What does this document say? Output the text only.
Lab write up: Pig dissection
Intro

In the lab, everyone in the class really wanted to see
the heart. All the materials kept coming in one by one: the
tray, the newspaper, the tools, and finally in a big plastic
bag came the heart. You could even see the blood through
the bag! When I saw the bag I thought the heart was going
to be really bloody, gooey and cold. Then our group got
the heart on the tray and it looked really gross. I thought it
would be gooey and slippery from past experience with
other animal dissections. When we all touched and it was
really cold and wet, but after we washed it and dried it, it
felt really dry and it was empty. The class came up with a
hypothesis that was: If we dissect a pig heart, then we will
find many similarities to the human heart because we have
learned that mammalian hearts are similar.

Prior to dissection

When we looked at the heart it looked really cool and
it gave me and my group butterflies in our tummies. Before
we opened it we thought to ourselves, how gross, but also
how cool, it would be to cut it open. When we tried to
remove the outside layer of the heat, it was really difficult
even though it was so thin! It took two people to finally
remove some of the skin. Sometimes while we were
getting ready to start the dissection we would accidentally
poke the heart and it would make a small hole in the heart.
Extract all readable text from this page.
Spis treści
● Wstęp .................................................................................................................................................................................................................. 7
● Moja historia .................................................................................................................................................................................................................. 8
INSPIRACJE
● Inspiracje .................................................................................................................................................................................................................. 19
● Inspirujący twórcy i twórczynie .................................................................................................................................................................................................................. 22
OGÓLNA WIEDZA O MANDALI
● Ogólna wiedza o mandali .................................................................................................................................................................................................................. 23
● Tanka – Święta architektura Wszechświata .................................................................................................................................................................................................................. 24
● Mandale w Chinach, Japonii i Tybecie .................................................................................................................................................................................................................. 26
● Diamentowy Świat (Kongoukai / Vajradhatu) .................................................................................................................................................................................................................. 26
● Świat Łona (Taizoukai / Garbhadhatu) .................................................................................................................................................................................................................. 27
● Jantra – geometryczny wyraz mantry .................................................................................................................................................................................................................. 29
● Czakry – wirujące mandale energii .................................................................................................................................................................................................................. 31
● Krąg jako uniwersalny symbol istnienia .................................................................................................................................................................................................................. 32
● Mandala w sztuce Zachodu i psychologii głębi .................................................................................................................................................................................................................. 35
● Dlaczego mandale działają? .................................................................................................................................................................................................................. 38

### Written instruction
Say how many lines in the entries contain the string "text", and say nothing else.

### Response for this exercise
2